##### DATASET RECORDS

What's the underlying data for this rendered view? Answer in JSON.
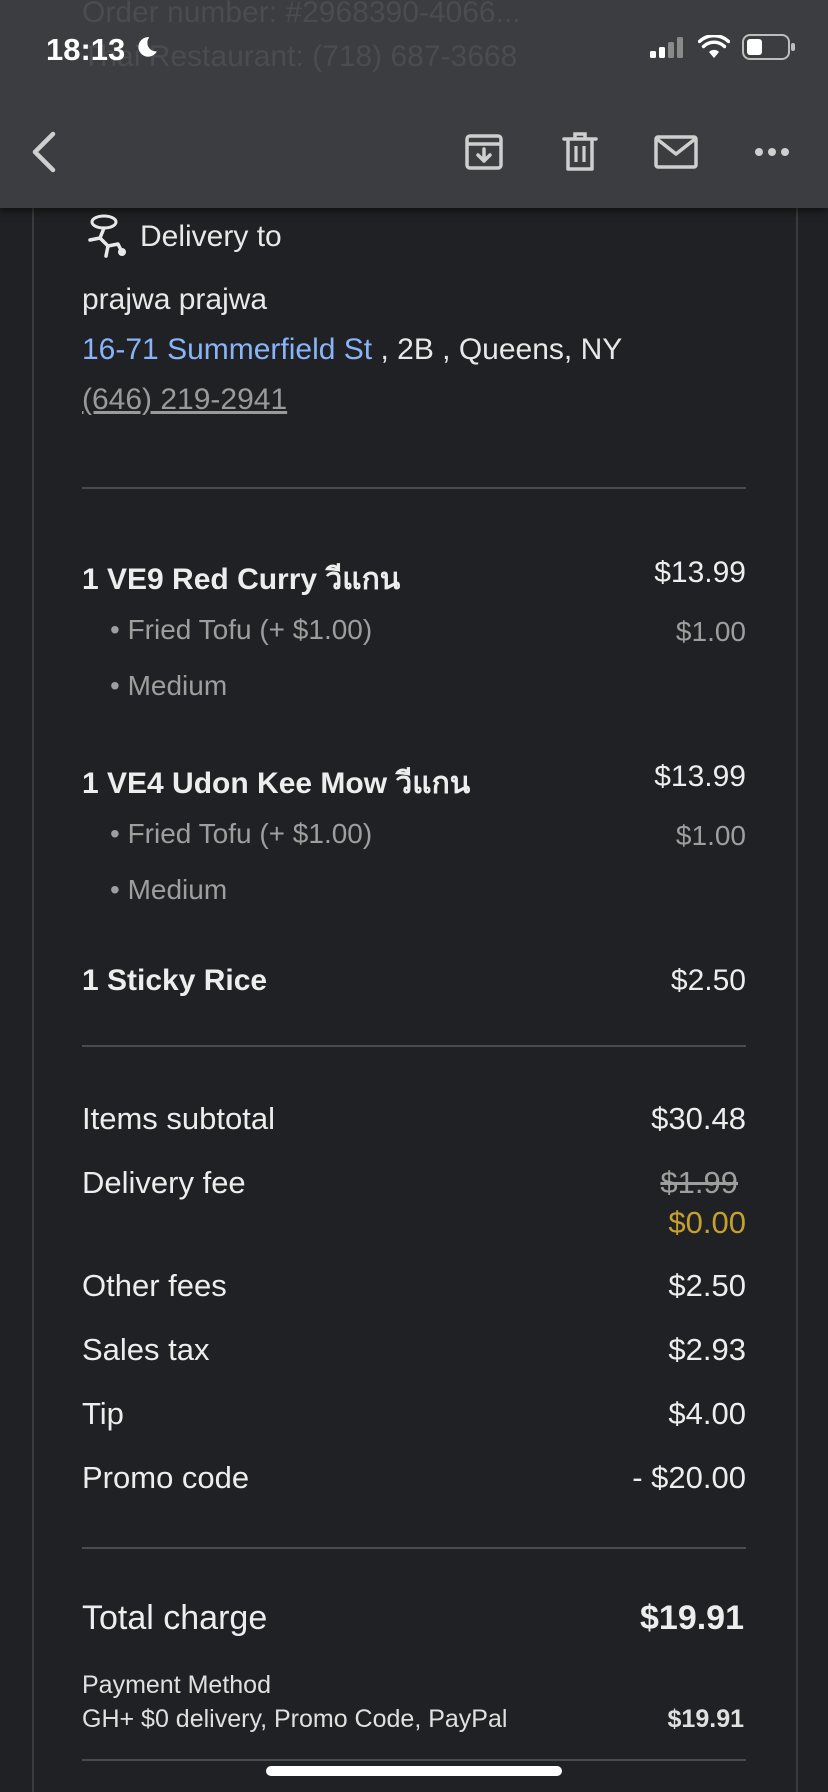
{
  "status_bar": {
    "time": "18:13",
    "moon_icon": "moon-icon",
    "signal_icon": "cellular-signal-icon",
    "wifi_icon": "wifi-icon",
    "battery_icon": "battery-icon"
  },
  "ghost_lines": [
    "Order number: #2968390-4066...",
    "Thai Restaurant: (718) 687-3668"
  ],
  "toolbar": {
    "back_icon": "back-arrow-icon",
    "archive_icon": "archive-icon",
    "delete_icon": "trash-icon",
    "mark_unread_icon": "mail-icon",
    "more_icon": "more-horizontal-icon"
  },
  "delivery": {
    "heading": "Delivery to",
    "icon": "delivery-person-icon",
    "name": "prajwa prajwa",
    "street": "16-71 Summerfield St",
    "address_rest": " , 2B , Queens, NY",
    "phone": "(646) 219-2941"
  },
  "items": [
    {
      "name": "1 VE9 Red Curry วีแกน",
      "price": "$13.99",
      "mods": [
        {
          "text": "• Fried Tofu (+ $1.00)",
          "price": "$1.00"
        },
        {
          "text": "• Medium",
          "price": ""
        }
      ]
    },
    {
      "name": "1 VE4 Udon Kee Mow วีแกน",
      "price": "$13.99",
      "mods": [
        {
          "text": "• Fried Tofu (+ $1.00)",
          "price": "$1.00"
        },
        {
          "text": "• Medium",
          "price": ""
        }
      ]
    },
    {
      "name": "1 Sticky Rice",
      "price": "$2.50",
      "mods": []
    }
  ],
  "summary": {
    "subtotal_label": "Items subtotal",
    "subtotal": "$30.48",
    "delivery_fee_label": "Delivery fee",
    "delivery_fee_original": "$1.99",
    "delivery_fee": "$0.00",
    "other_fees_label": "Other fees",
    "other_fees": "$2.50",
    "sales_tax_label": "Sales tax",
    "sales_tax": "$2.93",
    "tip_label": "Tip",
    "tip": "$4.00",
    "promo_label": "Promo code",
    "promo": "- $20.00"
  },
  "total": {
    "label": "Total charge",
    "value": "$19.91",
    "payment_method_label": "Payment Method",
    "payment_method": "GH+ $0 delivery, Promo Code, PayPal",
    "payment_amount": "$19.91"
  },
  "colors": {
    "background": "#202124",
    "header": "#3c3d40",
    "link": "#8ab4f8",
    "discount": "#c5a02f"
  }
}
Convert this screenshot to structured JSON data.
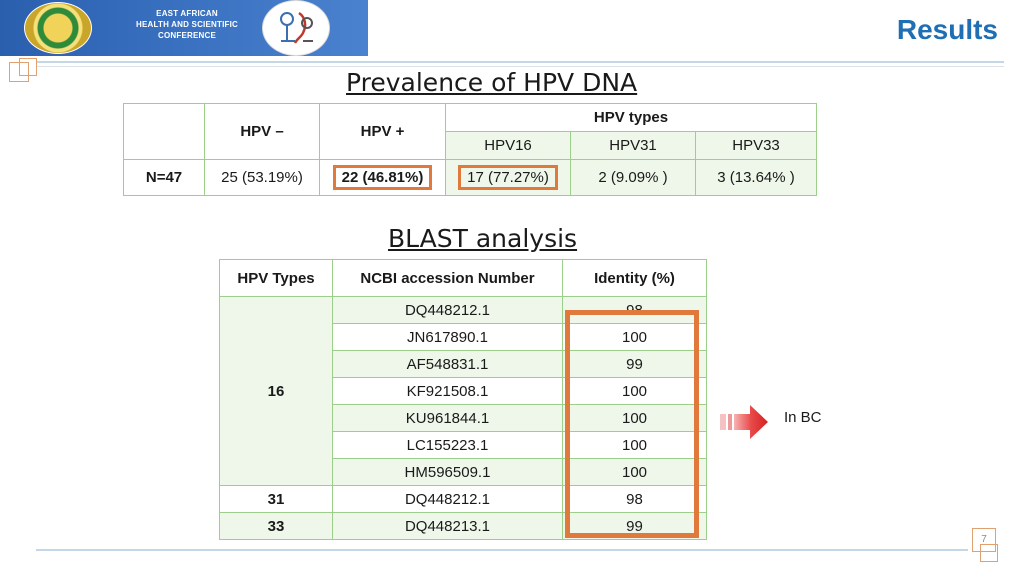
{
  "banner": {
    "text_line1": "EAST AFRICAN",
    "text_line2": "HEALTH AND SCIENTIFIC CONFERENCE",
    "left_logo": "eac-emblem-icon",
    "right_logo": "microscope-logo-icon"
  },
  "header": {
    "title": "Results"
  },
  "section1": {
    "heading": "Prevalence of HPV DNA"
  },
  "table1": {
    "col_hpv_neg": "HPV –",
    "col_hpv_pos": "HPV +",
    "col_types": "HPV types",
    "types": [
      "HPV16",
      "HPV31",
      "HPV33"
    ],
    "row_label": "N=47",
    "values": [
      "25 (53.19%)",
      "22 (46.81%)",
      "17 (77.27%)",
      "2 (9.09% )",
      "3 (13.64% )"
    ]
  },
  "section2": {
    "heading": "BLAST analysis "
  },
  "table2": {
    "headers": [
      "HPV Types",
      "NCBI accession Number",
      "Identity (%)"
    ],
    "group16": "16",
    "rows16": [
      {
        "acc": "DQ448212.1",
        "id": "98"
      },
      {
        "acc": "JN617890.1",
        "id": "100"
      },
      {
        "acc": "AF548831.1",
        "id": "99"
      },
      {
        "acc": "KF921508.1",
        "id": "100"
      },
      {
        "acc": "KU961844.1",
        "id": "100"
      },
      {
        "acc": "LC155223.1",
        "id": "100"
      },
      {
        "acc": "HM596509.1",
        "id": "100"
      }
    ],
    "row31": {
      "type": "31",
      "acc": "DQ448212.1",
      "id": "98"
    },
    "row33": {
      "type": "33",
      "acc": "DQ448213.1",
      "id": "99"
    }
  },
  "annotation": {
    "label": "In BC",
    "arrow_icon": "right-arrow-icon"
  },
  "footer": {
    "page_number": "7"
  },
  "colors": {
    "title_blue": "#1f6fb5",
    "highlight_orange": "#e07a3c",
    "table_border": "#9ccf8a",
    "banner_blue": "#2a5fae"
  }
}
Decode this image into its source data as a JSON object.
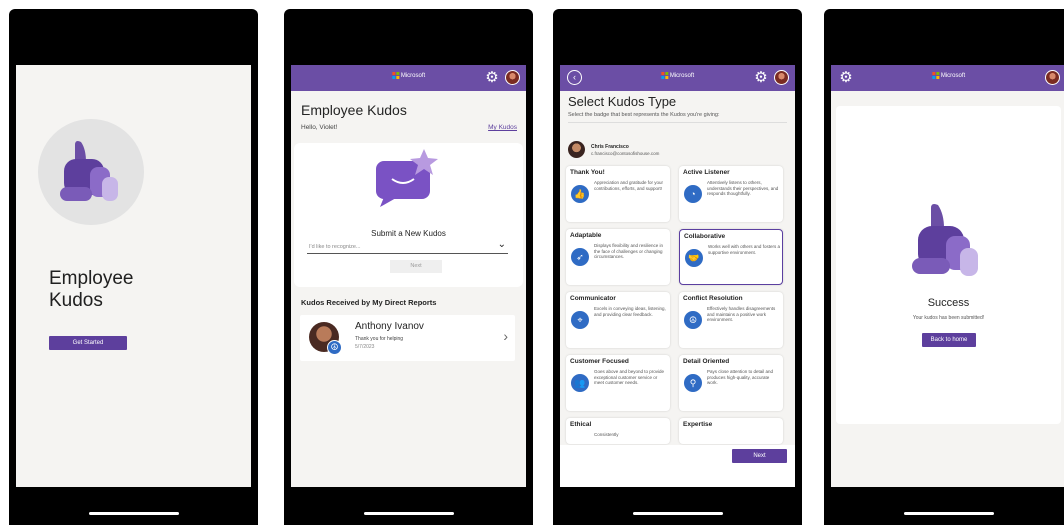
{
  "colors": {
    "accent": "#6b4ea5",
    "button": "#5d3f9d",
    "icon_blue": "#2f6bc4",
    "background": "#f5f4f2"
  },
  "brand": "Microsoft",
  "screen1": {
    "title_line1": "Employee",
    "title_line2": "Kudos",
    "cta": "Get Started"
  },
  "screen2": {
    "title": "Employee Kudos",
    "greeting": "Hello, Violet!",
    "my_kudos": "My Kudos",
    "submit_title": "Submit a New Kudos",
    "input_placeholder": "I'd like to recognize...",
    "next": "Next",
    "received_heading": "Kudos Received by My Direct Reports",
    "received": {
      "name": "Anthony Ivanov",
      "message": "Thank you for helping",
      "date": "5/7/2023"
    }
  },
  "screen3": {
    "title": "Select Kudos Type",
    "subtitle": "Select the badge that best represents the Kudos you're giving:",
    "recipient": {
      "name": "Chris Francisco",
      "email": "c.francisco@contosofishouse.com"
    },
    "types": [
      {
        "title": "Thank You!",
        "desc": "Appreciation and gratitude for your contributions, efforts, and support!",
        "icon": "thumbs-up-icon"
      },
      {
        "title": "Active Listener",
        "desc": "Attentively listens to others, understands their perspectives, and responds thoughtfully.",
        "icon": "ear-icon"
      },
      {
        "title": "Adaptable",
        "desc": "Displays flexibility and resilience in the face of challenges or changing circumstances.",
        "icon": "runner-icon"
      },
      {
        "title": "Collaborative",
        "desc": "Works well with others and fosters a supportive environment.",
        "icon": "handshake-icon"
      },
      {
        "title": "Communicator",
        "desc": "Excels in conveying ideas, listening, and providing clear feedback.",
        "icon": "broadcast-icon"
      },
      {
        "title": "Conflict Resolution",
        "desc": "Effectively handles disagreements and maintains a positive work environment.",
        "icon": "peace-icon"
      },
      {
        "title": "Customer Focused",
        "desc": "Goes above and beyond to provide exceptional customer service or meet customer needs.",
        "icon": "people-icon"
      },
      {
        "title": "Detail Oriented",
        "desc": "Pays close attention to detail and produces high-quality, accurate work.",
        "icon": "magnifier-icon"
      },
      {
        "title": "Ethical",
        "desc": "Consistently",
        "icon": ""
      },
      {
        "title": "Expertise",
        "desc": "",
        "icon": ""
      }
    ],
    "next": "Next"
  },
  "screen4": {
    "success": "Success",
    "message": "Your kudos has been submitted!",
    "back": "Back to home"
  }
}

##########

● **WHAT YOU ARE ASKED TO DO**:
Track down every line of the material containing the string "background", and copy it.

● **FINAL ANSWER**:
    "background": "#202124",
    "background": "#f5f4f2"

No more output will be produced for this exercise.